EXERCISE –
From the records, pick out and copy each line containing "costs".

DATA TO USE –
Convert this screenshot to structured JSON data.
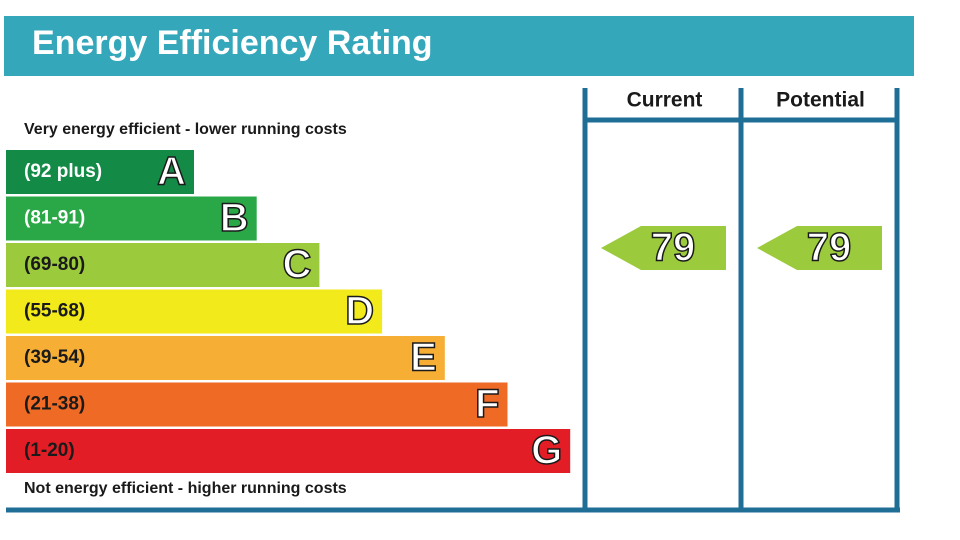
{
  "title": "Energy Efficiency Rating",
  "columns": [
    "Current",
    "Potential"
  ],
  "top_label": "Very energy efficient - lower running costs",
  "bottom_label": "Not energy efficient - higher running costs",
  "bands": [
    {
      "range": "(92 plus)",
      "letter": "A",
      "color": "#138a45",
      "text_color": "#ffffff"
    },
    {
      "range": "(81-91)",
      "letter": "B",
      "color": "#2aa848",
      "text_color": "#ffffff"
    },
    {
      "range": "(69-80)",
      "letter": "C",
      "color": "#9bcb3c",
      "text_color": "#1a1a1a"
    },
    {
      "range": "(55-68)",
      "letter": "D",
      "color": "#f2ea1a",
      "text_color": "#1a1a1a"
    },
    {
      "range": "(39-54)",
      "letter": "E",
      "color": "#f6ae35",
      "text_color": "#1a1a1a"
    },
    {
      "range": "(21-38)",
      "letter": "F",
      "color": "#ee6a25",
      "text_color": "#1a1a1a"
    },
    {
      "range": "(1-20)",
      "letter": "G",
      "color": "#e31d25",
      "text_color": "#1a1a1a"
    }
  ],
  "ratings": [
    {
      "value": "79",
      "color": "#9bcb3c"
    },
    {
      "value": "79",
      "color": "#9bcb3c"
    }
  ]
}
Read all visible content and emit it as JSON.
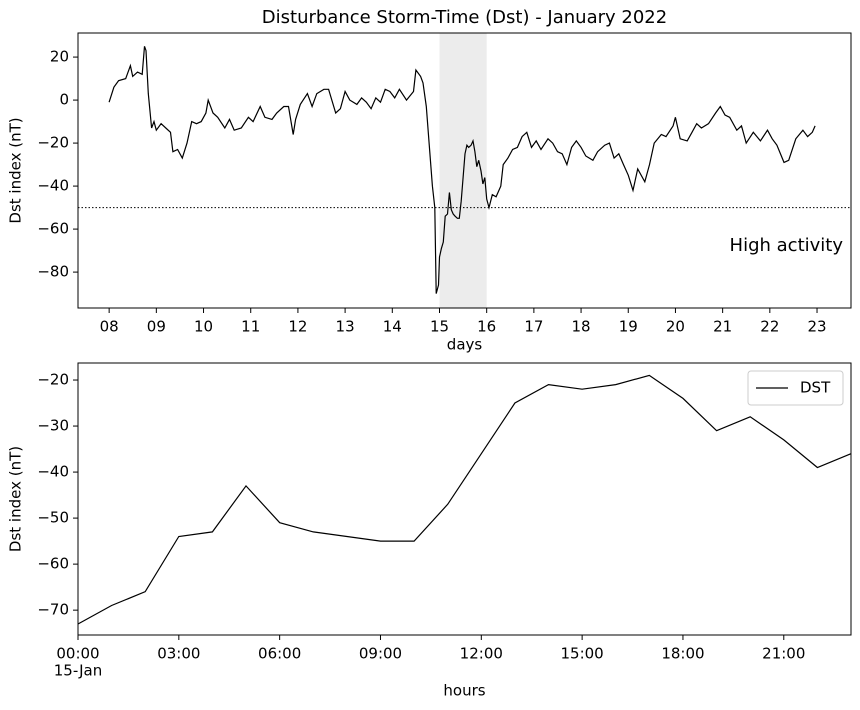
{
  "chart_data": [
    {
      "type": "line",
      "title": "Disturbance Storm-Time (Dst) - January 2022",
      "xlabel": "days",
      "ylabel": "Dst index (nT)",
      "x": [
        8.0,
        8.1,
        8.2,
        8.35,
        8.45,
        8.5,
        8.6,
        8.7,
        8.75,
        8.78,
        8.83,
        8.9,
        8.95,
        9.0,
        9.1,
        9.2,
        9.3,
        9.35,
        9.45,
        9.55,
        9.65,
        9.75,
        9.85,
        9.95,
        10.05,
        10.1,
        10.2,
        10.3,
        10.45,
        10.55,
        10.65,
        10.8,
        10.95,
        11.05,
        11.2,
        11.3,
        11.45,
        11.55,
        11.7,
        11.8,
        11.9,
        11.95,
        12.05,
        12.2,
        12.3,
        12.4,
        12.55,
        12.65,
        12.8,
        12.9,
        13.0,
        13.1,
        13.25,
        13.35,
        13.45,
        13.55,
        13.65,
        13.75,
        13.85,
        13.95,
        14.05,
        14.15,
        14.3,
        14.45,
        14.5,
        14.6,
        14.65,
        14.72,
        14.78,
        14.85,
        14.9,
        14.93,
        14.98,
        15.0,
        15.04,
        15.08,
        15.12,
        15.17,
        15.21,
        15.25,
        15.29,
        15.33,
        15.38,
        15.42,
        15.46,
        15.5,
        15.54,
        15.58,
        15.62,
        15.67,
        15.71,
        15.75,
        15.79,
        15.83,
        15.88,
        15.92,
        15.96,
        16.0,
        16.05,
        16.12,
        16.2,
        16.3,
        16.35,
        16.45,
        16.55,
        16.65,
        16.75,
        16.85,
        16.95,
        17.05,
        17.15,
        17.3,
        17.4,
        17.5,
        17.6,
        17.7,
        17.8,
        17.9,
        18.0,
        18.1,
        18.25,
        18.35,
        18.5,
        18.6,
        18.7,
        18.8,
        18.9,
        19.0,
        19.1,
        19.2,
        19.35,
        19.45,
        19.55,
        19.7,
        19.8,
        19.95,
        20.0,
        20.1,
        20.25,
        20.35,
        20.45,
        20.55,
        20.7,
        20.85,
        20.95,
        21.05,
        21.15,
        21.3,
        21.4,
        21.5,
        21.65,
        21.8,
        21.95,
        22.05,
        22.15,
        22.3,
        22.4,
        22.55,
        22.7,
        22.8,
        22.9,
        22.96
      ],
      "series": [
        {
          "color": "#000000",
          "values": [
            -1,
            6,
            9,
            10,
            16,
            11,
            13,
            12,
            25,
            23,
            3,
            -13,
            -10,
            -14,
            -11,
            -13,
            -15,
            -24,
            -23,
            -27,
            -20,
            -10,
            -11,
            -10,
            -6,
            0,
            -6,
            -8,
            -13,
            -9,
            -14,
            -13,
            -8,
            -10,
            -3,
            -8,
            -9,
            -6,
            -3,
            -3,
            -16,
            -9,
            -2,
            3,
            -3,
            3,
            5,
            5,
            -6,
            -4,
            4,
            0,
            -2,
            1,
            -1,
            -4,
            1,
            -1,
            5,
            4,
            1,
            5,
            0,
            4,
            14,
            11,
            8,
            -3,
            -20,
            -40,
            -50,
            -90,
            -86,
            -73,
            -69,
            -66,
            -54,
            -53,
            -43,
            -51,
            -53,
            -54,
            -55,
            -55,
            -47,
            -36,
            -25,
            -21,
            -22,
            -21,
            -19,
            -24,
            -31,
            -28,
            -33,
            -39,
            -36,
            -46,
            -50,
            -44,
            -45,
            -40,
            -30,
            -27,
            -23,
            -22,
            -17,
            -15,
            -22,
            -19,
            -23,
            -18,
            -20,
            -24,
            -25,
            -30,
            -22,
            -19,
            -22,
            -26,
            -28,
            -24,
            -21,
            -20,
            -27,
            -25,
            -30,
            -35,
            -42,
            -32,
            -38,
            -30,
            -20,
            -16,
            -17,
            -12,
            -8,
            -18,
            -19,
            -15,
            -11,
            -13,
            -11,
            -6,
            -3,
            -7,
            -8,
            -14,
            -12,
            -20,
            -15,
            -19,
            -14,
            -18,
            -21,
            -29,
            -28,
            -18,
            -14,
            -17,
            -15,
            -12
          ]
        }
      ],
      "xlim": [
        7.34,
        23.72
      ],
      "ylim": [
        -96.7,
        31.2
      ],
      "xticks": [
        {
          "value": 8,
          "label": "08"
        },
        {
          "value": 9,
          "label": "09"
        },
        10,
        11,
        12,
        13,
        14,
        15,
        16,
        17,
        18,
        19,
        20,
        21,
        22,
        23
      ],
      "yticks": [
        20,
        0,
        {
          "value": -20,
          "label": "−20"
        },
        {
          "value": -40,
          "label": "−40"
        },
        {
          "value": -60,
          "label": "−60"
        },
        {
          "value": -80,
          "label": "−80"
        }
      ],
      "span": [
        15,
        16
      ],
      "span_color": "#ececec",
      "hline": -50,
      "annotation": "High activity"
    },
    {
      "type": "line",
      "xlabel": "hours",
      "ylabel": "Dst index (nT)",
      "x_date_label": "15-Jan",
      "x": [
        0,
        1,
        2,
        3,
        4,
        5,
        6,
        7,
        8,
        9,
        10,
        11,
        12,
        13,
        14,
        15,
        16,
        17,
        18,
        19,
        20,
        21,
        22,
        23
      ],
      "series": [
        {
          "name": "DST",
          "color": "#000000",
          "values": [
            -73,
            -69,
            -66,
            -54,
            -53,
            -43,
            -51,
            -53,
            -54,
            -55,
            -55,
            -47,
            -36,
            -25,
            -21,
            -22,
            -21,
            -19,
            -24,
            -31,
            -28,
            -33,
            -39,
            -36
          ]
        }
      ],
      "xlim": [
        0,
        23
      ],
      "ylim": [
        -75.4,
        -16.3
      ],
      "xticks": [
        {
          "value": 0,
          "label": "00:00"
        },
        {
          "value": 3,
          "label": "03:00"
        },
        {
          "value": 6,
          "label": "06:00"
        },
        {
          "value": 9,
          "label": "09:00"
        },
        {
          "value": 12,
          "label": "12:00"
        },
        {
          "value": 15,
          "label": "15:00"
        },
        {
          "value": 18,
          "label": "18:00"
        },
        {
          "value": 21,
          "label": "21:00"
        }
      ],
      "yticks": [
        {
          "value": -20,
          "label": "−20"
        },
        {
          "value": -30,
          "label": "−30"
        },
        {
          "value": -40,
          "label": "−40"
        },
        {
          "value": -50,
          "label": "−50"
        },
        {
          "value": -60,
          "label": "−60"
        },
        {
          "value": -70,
          "label": "−70"
        }
      ],
      "legend": "upper right"
    }
  ]
}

EXERCISE SOLUTION –
  "top_label": "Very energy efficient - lower running costs",
  "bottom_label": "Not energy efficient - higher running costs",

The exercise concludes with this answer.